- **Source excerpt**:
━━━━━━━━━━━━━━━━━━━━

Creating a command-line interface for training and evaluation would allow you to:
1. Train agents with different hyperparameters
2. Evaluate on multiple initial_windfields 
3. Create systematic experiments

This is left as an exercise for you to implement based on your specific approach.

## Conclusion and Next Steps

In this notebook, we've covered:

1. **Agent Requirements**: Understanding the BaseAgent interface 
2. **The Naive Agent**: Examining a simple rule-based agent 
3. **Simplified Q-Learning Agent**: Implementing and training a basic RL agent that uses only local information (position, velocity, and local wind)

### Next Steps for Developing Your Own Agent

Now it's your turn to develop your own agent. Here are some suggestions:

1. **Enhance the Q-Learning Agent**:
   - Extend the state representation to incorporate the full wind field (not just local wind)
   - This would allow the agent to anticipate wind changes and plan better routes
   - Hint: Modify the `discretize_state` method to extract and process relevant features from the flattened wind field

2. **Algorithmic Improvements**:
   - Implement function approximation to handle continuous state spaces better
   - Explore other RL algorithms like SARSA, Expected SARSA, or Deep Q-Networks
   - Experiment with different exploration strategies that adapt over time

3. **Physics-Based Approaches**:
   - Leverage your understanding of sailing physics (from challenge_walkthrough notebook)

━━━━━━━━━━━━━━━━━━━━

- **Given data**:
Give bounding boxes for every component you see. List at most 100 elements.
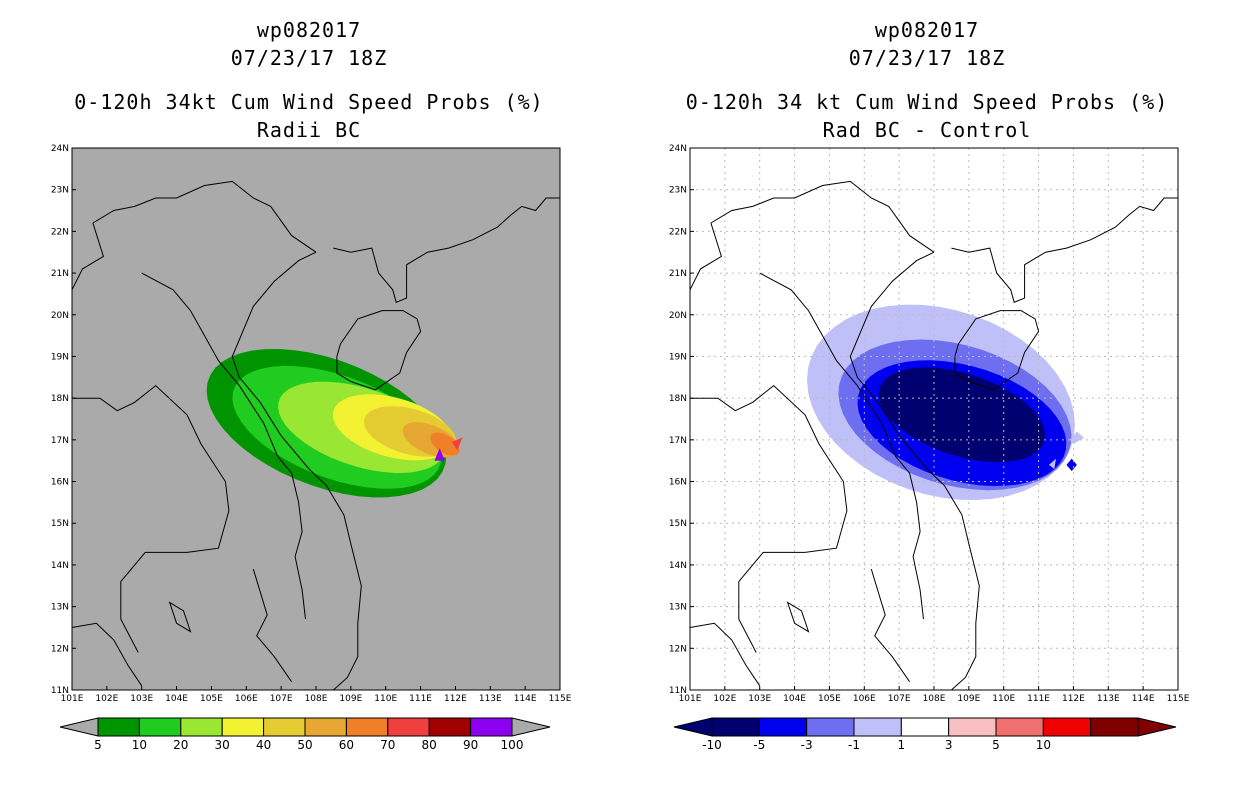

━━━━━━━━━━━━━━━━━━━━

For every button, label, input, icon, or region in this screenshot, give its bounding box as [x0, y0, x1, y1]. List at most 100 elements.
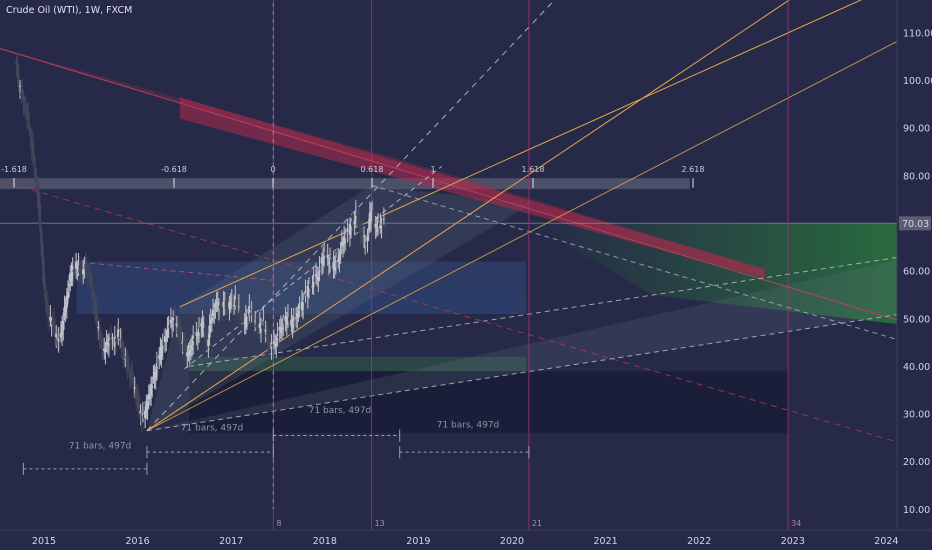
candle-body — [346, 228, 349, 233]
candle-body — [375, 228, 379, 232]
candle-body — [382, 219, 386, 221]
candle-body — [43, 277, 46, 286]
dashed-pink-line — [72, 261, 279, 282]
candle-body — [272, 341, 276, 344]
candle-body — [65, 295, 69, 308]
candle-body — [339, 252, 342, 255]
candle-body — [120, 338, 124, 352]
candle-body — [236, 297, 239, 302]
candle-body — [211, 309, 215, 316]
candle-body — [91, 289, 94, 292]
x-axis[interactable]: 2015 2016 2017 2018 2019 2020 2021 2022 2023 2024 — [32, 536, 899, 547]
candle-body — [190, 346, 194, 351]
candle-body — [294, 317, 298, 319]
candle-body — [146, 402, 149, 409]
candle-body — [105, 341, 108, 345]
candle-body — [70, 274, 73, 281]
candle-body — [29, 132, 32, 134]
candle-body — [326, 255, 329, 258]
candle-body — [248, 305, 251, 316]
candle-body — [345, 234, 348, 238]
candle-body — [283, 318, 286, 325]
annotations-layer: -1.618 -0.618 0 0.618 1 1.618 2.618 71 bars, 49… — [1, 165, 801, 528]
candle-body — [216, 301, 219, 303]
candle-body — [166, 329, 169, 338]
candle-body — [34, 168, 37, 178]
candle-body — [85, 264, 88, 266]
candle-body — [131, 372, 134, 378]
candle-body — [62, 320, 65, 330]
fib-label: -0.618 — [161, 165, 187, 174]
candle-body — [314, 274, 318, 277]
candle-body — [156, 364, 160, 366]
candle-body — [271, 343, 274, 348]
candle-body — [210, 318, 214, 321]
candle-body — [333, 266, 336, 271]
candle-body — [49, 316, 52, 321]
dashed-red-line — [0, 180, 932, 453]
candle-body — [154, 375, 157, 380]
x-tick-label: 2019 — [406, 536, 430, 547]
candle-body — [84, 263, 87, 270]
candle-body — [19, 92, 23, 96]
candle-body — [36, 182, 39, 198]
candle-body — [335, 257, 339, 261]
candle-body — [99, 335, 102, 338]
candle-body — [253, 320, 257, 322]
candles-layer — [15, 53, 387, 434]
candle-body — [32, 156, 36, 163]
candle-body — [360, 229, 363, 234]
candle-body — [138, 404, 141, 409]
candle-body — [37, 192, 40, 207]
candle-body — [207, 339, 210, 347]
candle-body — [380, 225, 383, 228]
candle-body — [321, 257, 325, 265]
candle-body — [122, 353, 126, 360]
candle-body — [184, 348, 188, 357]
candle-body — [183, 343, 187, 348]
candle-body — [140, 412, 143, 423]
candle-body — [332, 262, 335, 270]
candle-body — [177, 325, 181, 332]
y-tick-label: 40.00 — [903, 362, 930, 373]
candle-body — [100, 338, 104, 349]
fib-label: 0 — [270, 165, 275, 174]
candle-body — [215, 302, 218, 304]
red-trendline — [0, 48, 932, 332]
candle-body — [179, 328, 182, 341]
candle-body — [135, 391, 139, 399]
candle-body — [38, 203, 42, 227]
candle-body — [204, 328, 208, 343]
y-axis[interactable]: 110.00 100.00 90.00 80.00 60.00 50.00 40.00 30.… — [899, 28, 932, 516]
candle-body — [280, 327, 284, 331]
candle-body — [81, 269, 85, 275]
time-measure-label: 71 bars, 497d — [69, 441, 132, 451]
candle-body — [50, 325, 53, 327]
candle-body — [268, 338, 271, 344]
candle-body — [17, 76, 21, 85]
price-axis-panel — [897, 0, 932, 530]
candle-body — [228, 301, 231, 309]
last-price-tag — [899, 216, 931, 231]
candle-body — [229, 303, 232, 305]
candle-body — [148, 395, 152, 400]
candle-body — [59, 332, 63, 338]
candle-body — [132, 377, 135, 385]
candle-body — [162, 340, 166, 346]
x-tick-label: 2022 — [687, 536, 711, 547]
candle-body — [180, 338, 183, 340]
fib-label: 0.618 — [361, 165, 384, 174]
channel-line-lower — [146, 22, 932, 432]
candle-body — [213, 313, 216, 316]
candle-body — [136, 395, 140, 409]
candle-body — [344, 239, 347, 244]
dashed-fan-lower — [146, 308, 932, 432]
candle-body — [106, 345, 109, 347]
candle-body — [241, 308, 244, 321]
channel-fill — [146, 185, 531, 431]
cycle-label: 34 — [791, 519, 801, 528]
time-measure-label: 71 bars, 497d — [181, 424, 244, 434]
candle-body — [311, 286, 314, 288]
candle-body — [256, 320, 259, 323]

━━━━━━━━━━━━━━━━━━━━

- **Directive 1**:
Answer from the notebook excerpt on sailing agents:
(a) Which three kinds of information does the simplified Q-learning agent use?
(b) Which method does the hint say to modify so that features can be taken from the flattened wind field?
(c) Which notebook is cited as the source for understanding sailing physics?
- **Directive 2**:
Resume the notebook excerpt on sailing agents, picking up right after its final line about sailing physics.
The listing is not needed for any of this work.

- **Right answer 1**:
(a) Position, velocity, and local wind.
(b) The `discretize_state` method.
(c) The challenge_walkthrough notebook.

- **Right answer 2**:
   - Implement rule-based algorithms or path planning (A*, etc.) that take advantage of domain knowledge
   - Create hybrid approaches that combine RL with domain-specific rules
   
### Validating and Evaluating Your Agent

After you've developed your agent, the next steps are to:

1. **Validate your agent** using the `validate_agent.ipynb` notebook or command-line tool
2. **Evaluate your agent** using the `evaluate_agent.ipynb` notebook

Remember that agents combining multiple techniques often perform best - consider how you might blend RL with domain knowledge of sailing physics for optimal results!

Good luck with the Sailing Challenge!